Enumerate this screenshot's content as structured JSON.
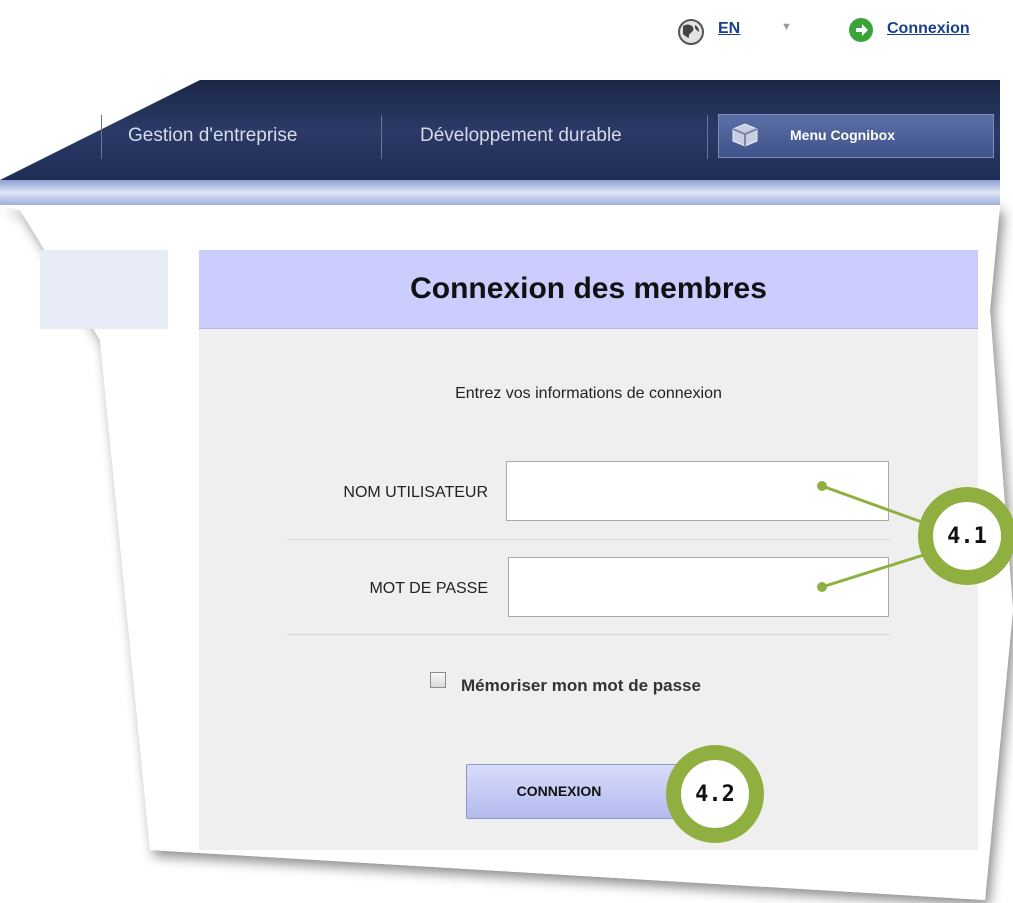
{
  "topbar": {
    "language": "EN",
    "login_link": "Connexion"
  },
  "nav": {
    "items": [
      "Gestion d'entreprise",
      "Développement durable"
    ],
    "menu_button": "Menu Cognibox"
  },
  "login": {
    "title": "Connexion des membres",
    "subtitle": "Entrez vos informations de connexion",
    "username_label": "NOM UTILISATEUR",
    "username_value": "",
    "password_label": "MOT DE PASSE",
    "password_value": "",
    "remember_label": "Mémoriser mon mot de passe",
    "submit_label": "CONNEXION"
  },
  "annotations": {
    "fields_badge": "4.1",
    "button_badge": "4.2"
  },
  "colors": {
    "nav_dark": "#1e2b52",
    "panel_header": "#ccccff",
    "accent_green": "#8fb041",
    "link": "#1a3f8f"
  }
}
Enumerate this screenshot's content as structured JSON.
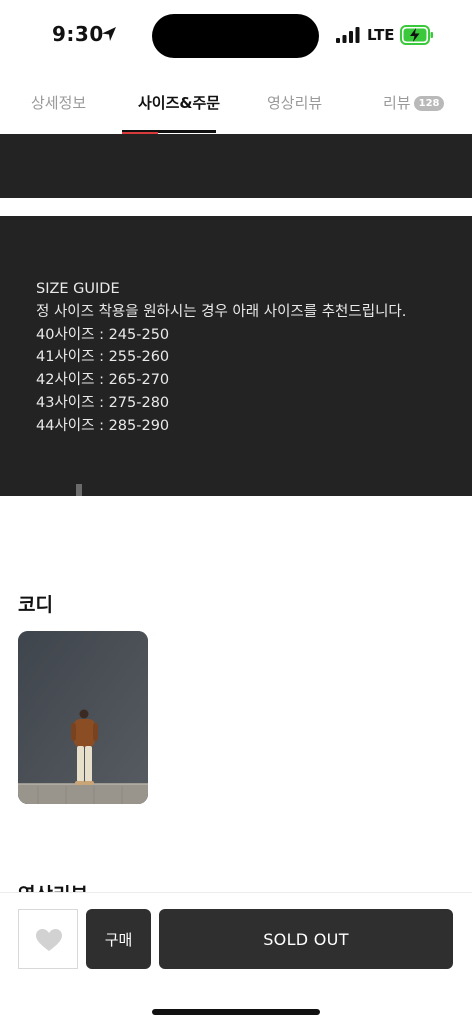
{
  "status_bar": {
    "time": "9:30",
    "network": "LTE",
    "icons": [
      "location-arrow-icon",
      "signal-icon",
      "battery-charging-icon"
    ]
  },
  "tabs": [
    {
      "label": "상세정보",
      "active": false
    },
    {
      "label": "사이즈&주문",
      "active": true
    },
    {
      "label": "영상리뷰",
      "active": false
    },
    {
      "label": "리뷰",
      "badge": "128",
      "active": false
    }
  ],
  "size_guide": {
    "lines": [
      "SIZE GUIDE",
      "정 사이즈 착용을 원하시는 경우 아래 사이즈를 추천드립니다.",
      "40사이즈 : 245-250",
      "41사이즈 : 255-260",
      "42사이즈 : 265-270",
      "43사이즈 : 275-280",
      "44사이즈 : 285-290"
    ]
  },
  "coordi": {
    "title": "코디"
  },
  "video_review": {
    "title": "영상리뷰"
  },
  "bottom_bar": {
    "like_icon": "heart-icon",
    "buy_label": "구매",
    "soldout_label": "SOLD OUT"
  },
  "colors": {
    "dark_panel": "#232323",
    "button_dark": "#2f2f2f",
    "accent_red": "#d93b3b",
    "battery_green": "#39c93b"
  }
}
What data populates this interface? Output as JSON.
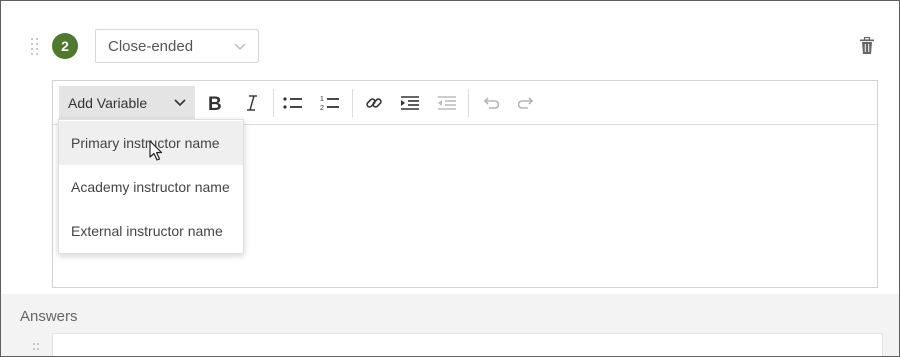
{
  "question": {
    "number": "2",
    "type_selected": "Close-ended"
  },
  "toolbar": {
    "add_variable_label": "Add Variable",
    "buttons": [
      "bold",
      "italic",
      "bulleted-list",
      "numbered-list",
      "link",
      "indent",
      "outdent",
      "undo",
      "redo"
    ]
  },
  "variable_menu": {
    "items": [
      "Primary instructor name",
      "Academy instructor name",
      "External instructor name"
    ],
    "hovered_index": 0
  },
  "answers": {
    "label": "Answers"
  },
  "colors": {
    "badge": "#4d7a2c",
    "toolbar_dropdown_bg": "#e4e4e4",
    "answers_bg": "#f3f3f3",
    "icon": "#333333"
  },
  "icons": [
    "drag-handle-icon",
    "chevron-down-icon",
    "trash-icon",
    "bold-icon",
    "italic-icon",
    "bulleted-list-icon",
    "numbered-list-icon",
    "link-icon",
    "indent-icon",
    "outdent-icon",
    "undo-icon",
    "redo-icon",
    "pointer-cursor-icon"
  ]
}
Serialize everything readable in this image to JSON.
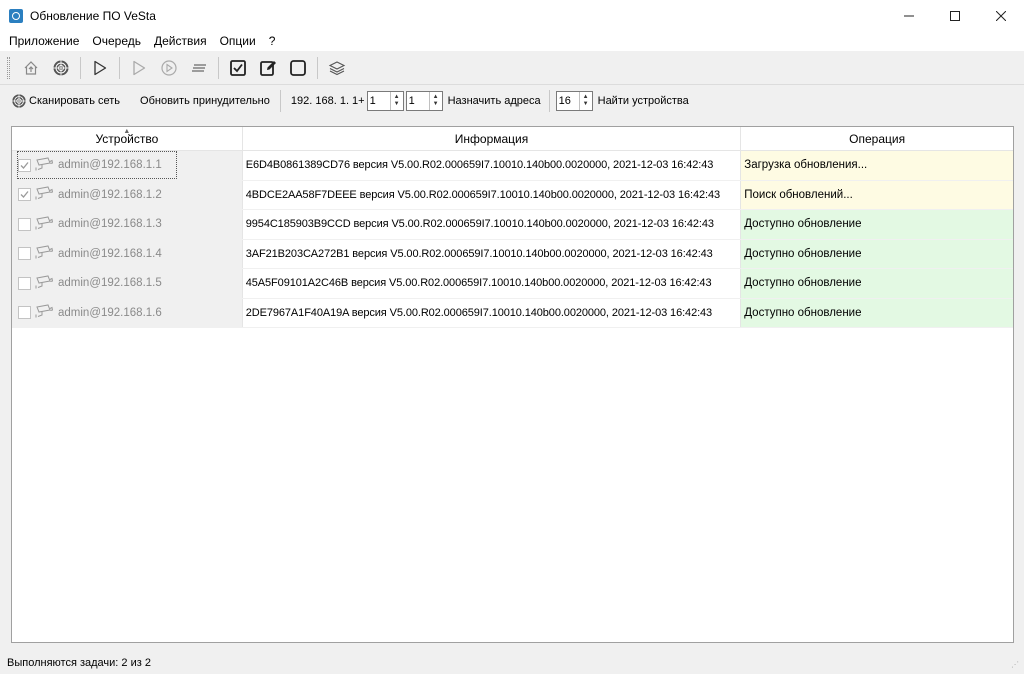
{
  "window": {
    "title": "Обновление ПО VeSta"
  },
  "menu": [
    "Приложение",
    "Очередь",
    "Действия",
    "Опции",
    "?"
  ],
  "toolbar": {
    "icons": [
      "home-upload-icon",
      "radar-icon",
      "play-icon",
      "play-disabled-icon",
      "play-circle-icon",
      "lines-icon",
      "check-all-icon",
      "edit-icon",
      "uncheck-all-icon",
      "layers-icon"
    ]
  },
  "scanbar": {
    "scan_label": "Сканировать сеть",
    "force_update_label": "Обновить принудительно",
    "ip_prefix": "192. 168. 1. 1+",
    "spin1_value": "1",
    "spin2_value": "1",
    "assign_label": "Назначить адреса",
    "spin3_value": "16",
    "find_label": "Найти устройства"
  },
  "table": {
    "columns": [
      "Устройство",
      "Информация",
      "Операция"
    ],
    "rows": [
      {
        "device": "admin@192.168.1.1",
        "checked": true,
        "info": "E6D4B0861389CD76 версия V5.00.R02.000659I7.10010.140b00.0020000, 2021-12-03 16:42:43",
        "operation": "Загрузка обновления...",
        "status": "busy"
      },
      {
        "device": "admin@192.168.1.2",
        "checked": true,
        "info": "4BDCE2AA58F7DEEE версия V5.00.R02.000659I7.10010.140b00.0020000, 2021-12-03 16:42:43",
        "operation": "Поиск обновлений...",
        "status": "busy"
      },
      {
        "device": "admin@192.168.1.3",
        "checked": false,
        "info": "9954C185903B9CCD версия V5.00.R02.000659I7.10010.140b00.0020000, 2021-12-03 16:42:43",
        "operation": "Доступно обновление",
        "status": "available"
      },
      {
        "device": "admin@192.168.1.4",
        "checked": false,
        "info": "3AF21B203CA272B1 версия V5.00.R02.000659I7.10010.140b00.0020000, 2021-12-03 16:42:43",
        "operation": "Доступно обновление",
        "status": "available"
      },
      {
        "device": "admin@192.168.1.5",
        "checked": false,
        "info": "45A5F09101A2C46B версия V5.00.R02.000659I7.10010.140b00.0020000, 2021-12-03 16:42:43",
        "operation": "Доступно обновление",
        "status": "available"
      },
      {
        "device": "admin@192.168.1.6",
        "checked": false,
        "info": "2DE7967A1F40A19A версия V5.00.R02.000659I7.10010.140b00.0020000, 2021-12-03 16:42:43",
        "operation": "Доступно обновление",
        "status": "available"
      }
    ]
  },
  "colors": {
    "busy": "#fefbe3",
    "available": "#e3f9e3"
  },
  "status": {
    "text": "Выполняются задачи: 2 из 2"
  }
}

□ □ □ □ □

Print every entry above again without changing a word, and omit the pictures.

→ **Answer to the task**:
Enumerate this screenshot's content as structured JSON.
{
  "topbar": {
    "language": "EN",
    "login_link": "Connexion"
  },
  "nav": {
    "items": [
      "Gestion d'entreprise",
      "Développement durable"
    ],
    "menu_button": "Menu Cognibox"
  },
  "login": {
    "title": "Connexion des membres",
    "subtitle": "Entrez vos informations de connexion",
    "username_label": "NOM UTILISATEUR",
    "username_value": "",
    "password_label": "MOT DE PASSE",
    "password_value": "",
    "remember_label": "Mémoriser mon mot de passe",
    "submit_label": "CONNEXION"
  },
  "annotations": {
    "fields_badge": "4.1",
    "button_badge": "4.2"
  },
  "colors": {
    "nav_dark": "#1e2b52",
    "panel_header": "#ccccff",
    "accent_green": "#8fb041",
    "link": "#1a3f8f"
  }
}
Enumerate this screenshot's content as structured JSON.
{
  "status_bar": {
    "time": "9:30",
    "network": "LTE",
    "icons": [
      "location-arrow-icon",
      "signal-icon",
      "battery-charging-icon"
    ]
  },
  "tabs": [
    {
      "label": "상세정보",
      "active": false
    },
    {
      "label": "사이즈&주문",
      "active": true
    },
    {
      "label": "영상리뷰",
      "active": false
    },
    {
      "label": "리뷰",
      "badge": "128",
      "active": false
    }
  ],
  "size_guide": {
    "lines": [
      "SIZE GUIDE",
      "정 사이즈 착용을 원하시는 경우 아래 사이즈를 추천드립니다.",
      "40사이즈 : 245-250",
      "41사이즈 : 255-260",
      "42사이즈 : 265-270",
      "43사이즈 : 275-280",
      "44사이즈 : 285-290"
    ]
  },
  "coordi": {
    "title": "코디"
  },
  "video_review": {
    "title": "영상리뷰"
  },
  "bottom_bar": {
    "like_icon": "heart-icon",
    "buy_label": "구매",
    "soldout_label": "SOLD OUT"
  },
  "colors": {
    "dark_panel": "#232323",
    "button_dark": "#2f2f2f",
    "accent_red": "#d93b3b",
    "battery_green": "#39c93b"
  }
}
What data populates this interface? Output as JSON.
{
  "question": {
    "number": "2",
    "type_selected": "Close-ended"
  },
  "toolbar": {
    "add_variable_label": "Add Variable",
    "buttons": [
      "bold",
      "italic",
      "bulleted-list",
      "numbered-list",
      "link",
      "indent",
      "outdent",
      "undo",
      "redo"
    ]
  },
  "variable_menu": {
    "items": [
      "Primary instructor name",
      "Academy instructor name",
      "External instructor name"
    ],
    "hovered_index": 0
  },
  "answers": {
    "label": "Answers"
  },
  "colors": {
    "badge": "#4d7a2c",
    "toolbar_dropdown_bg": "#e4e4e4",
    "answers_bg": "#f3f3f3",
    "icon": "#333333"
  },
  "icons": [
    "drag-handle-icon",
    "chevron-down-icon",
    "trash-icon",
    "bold-icon",
    "italic-icon",
    "bulleted-list-icon",
    "numbered-list-icon",
    "link-icon",
    "indent-icon",
    "outdent-icon",
    "undo-icon",
    "redo-icon",
    "pointer-cursor-icon"
  ]
}
Serialize everything readable in this image to JSON.
{
  "window": {
    "title": "Обновление ПО VeSta"
  },
  "menu": [
    "Приложение",
    "Очередь",
    "Действия",
    "Опции",
    "?"
  ],
  "toolbar": {
    "icons": [
      "home-upload-icon",
      "radar-icon",
      "play-icon",
      "play-disabled-icon",
      "play-circle-icon",
      "lines-icon",
      "check-all-icon",
      "edit-icon",
      "uncheck-all-icon",
      "layers-icon"
    ]
  },
  "scanbar": {
    "scan_label": "Сканировать сеть",
    "force_update_label": "Обновить принудительно",
    "ip_prefix": "192. 168. 1. 1+",
    "spin1_value": "1",
    "spin2_value": "1",
    "assign_label": "Назначить адреса",
    "spin3_value": "16",
    "find_label": "Найти устройства"
  },
  "table": {
    "columns": [
      "Устройство",
      "Информация",
      "Операция"
    ],
    "rows": [
      {
        "device": "admin@192.168.1.1",
        "checked": true,
        "info": "E6D4B0861389CD76 версия V5.00.R02.000659I7.10010.140b00.0020000, 2021-12-03 16:42:43",
        "operation": "Загрузка обновления...",
        "status": "busy"
      },
      {
        "device": "admin@192.168.1.2",
        "checked": true,
        "info": "4BDCE2AA58F7DEEE версия V5.00.R02.000659I7.10010.140b00.0020000, 2021-12-03 16:42:43",
        "operation": "Поиск обновлений...",
        "status": "busy"
      },
      {
        "device": "admin@192.168.1.3",
        "checked": false,
        "info": "9954C185903B9CCD версия V5.00.R02.000659I7.10010.140b00.0020000, 2021-12-03 16:42:43",
        "operation": "Доступно обновление",
        "status": "available"
      },
      {
        "device": "admin@192.168.1.4",
        "checked": false,
        "info": "3AF21B203CA272B1 версия V5.00.R02.000659I7.10010.140b00.0020000, 2021-12-03 16:42:43",
        "operation": "Доступно обновление",
        "status": "available"
      },
      {
        "device": "admin@192.168.1.5",
        "checked": false,
        "info": "45A5F09101A2C46B версия V5.00.R02.000659I7.10010.140b00.0020000, 2021-12-03 16:42:43",
        "operation": "Доступно обновление",
        "status": "available"
      },
      {
        "device": "admin@192.168.1.6",
        "checked": false,
        "info": "2DE7967A1F40A19A версия V5.00.R02.000659I7.10010.140b00.0020000, 2021-12-03 16:42:43",
        "operation": "Доступно обновление",
        "status": "available"
      }
    ]
  },
  "colors": {
    "busy": "#fefbe3",
    "available": "#e3f9e3"
  },
  "status": {
    "text": "Выполняются задачи: 2 из 2"
  }
}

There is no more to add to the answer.